• RECORDS
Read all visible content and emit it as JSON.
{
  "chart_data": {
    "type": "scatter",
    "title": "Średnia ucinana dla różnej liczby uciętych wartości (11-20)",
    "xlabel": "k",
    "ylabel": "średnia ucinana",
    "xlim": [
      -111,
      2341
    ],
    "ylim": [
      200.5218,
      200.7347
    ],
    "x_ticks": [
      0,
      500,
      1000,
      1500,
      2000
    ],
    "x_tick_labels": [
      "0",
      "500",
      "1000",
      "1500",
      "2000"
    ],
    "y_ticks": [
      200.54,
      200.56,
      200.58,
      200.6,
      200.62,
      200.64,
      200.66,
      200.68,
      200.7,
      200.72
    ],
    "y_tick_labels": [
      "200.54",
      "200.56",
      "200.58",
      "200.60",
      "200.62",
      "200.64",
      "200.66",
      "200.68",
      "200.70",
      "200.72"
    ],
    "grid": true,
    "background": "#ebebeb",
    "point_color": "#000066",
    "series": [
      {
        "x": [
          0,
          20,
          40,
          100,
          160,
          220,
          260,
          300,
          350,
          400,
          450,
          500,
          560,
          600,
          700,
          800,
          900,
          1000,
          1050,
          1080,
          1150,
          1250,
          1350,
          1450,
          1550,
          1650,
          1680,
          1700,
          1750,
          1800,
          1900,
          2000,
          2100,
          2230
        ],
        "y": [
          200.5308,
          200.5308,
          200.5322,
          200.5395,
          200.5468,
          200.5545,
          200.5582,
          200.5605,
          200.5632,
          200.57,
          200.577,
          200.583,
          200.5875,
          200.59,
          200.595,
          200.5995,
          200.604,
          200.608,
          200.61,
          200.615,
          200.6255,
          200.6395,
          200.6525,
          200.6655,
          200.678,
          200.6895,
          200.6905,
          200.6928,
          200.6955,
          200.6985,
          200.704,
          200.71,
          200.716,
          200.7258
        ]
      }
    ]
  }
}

• PROBLEM DESCRIPTION
Copy out each line above, character for character.

• THE SOLUTION
Read all visible content and emit it as JSON.
{
  "chart_data": {
    "type": "scatter",
    "title": "Średnia ucinana dla różnej liczby uciętych wartości (11-20)",
    "xlabel": "k",
    "ylabel": "średnia ucinana",
    "xlim": [
      -111,
      2341
    ],
    "ylim": [
      200.5218,
      200.7347
    ],
    "x_ticks": [
      0,
      500,
      1000,
      1500,
      2000
    ],
    "x_tick_labels": [
      "0",
      "500",
      "1000",
      "1500",
      "2000"
    ],
    "y_ticks": [
      200.54,
      200.56,
      200.58,
      200.6,
      200.62,
      200.64,
      200.66,
      200.68,
      200.7,
      200.72
    ],
    "y_tick_labels": [
      "200.54",
      "200.56",
      "200.58",
      "200.60",
      "200.62",
      "200.64",
      "200.66",
      "200.68",
      "200.70",
      "200.72"
    ],
    "grid": true,
    "background": "#ebebeb",
    "point_color": "#000066",
    "series": [
      {
        "x": [
          0,
          20,
          40,
          100,
          160,
          220,
          260,
          300,
          350,
          400,
          450,
          500,
          560,
          600,
          700,
          800,
          900,
          1000,
          1050,
          1080,
          1150,
          1250,
          1350,
          1450,
          1550,
          1650,
          1680,
          1700,
          1750,
          1800,
          1900,
          2000,
          2100,
          2230
        ],
        "y": [
          200.5308,
          200.5308,
          200.5322,
          200.5395,
          200.5468,
          200.5545,
          200.5582,
          200.5605,
          200.5632,
          200.57,
          200.577,
          200.583,
          200.5875,
          200.59,
          200.595,
          200.5995,
          200.604,
          200.608,
          200.61,
          200.615,
          200.6255,
          200.6395,
          200.6525,
          200.6655,
          200.678,
          200.6895,
          200.6905,
          200.6928,
          200.6955,
          200.6985,
          200.704,
          200.71,
          200.716,
          200.7258
        ]
      }
    ]
  }
}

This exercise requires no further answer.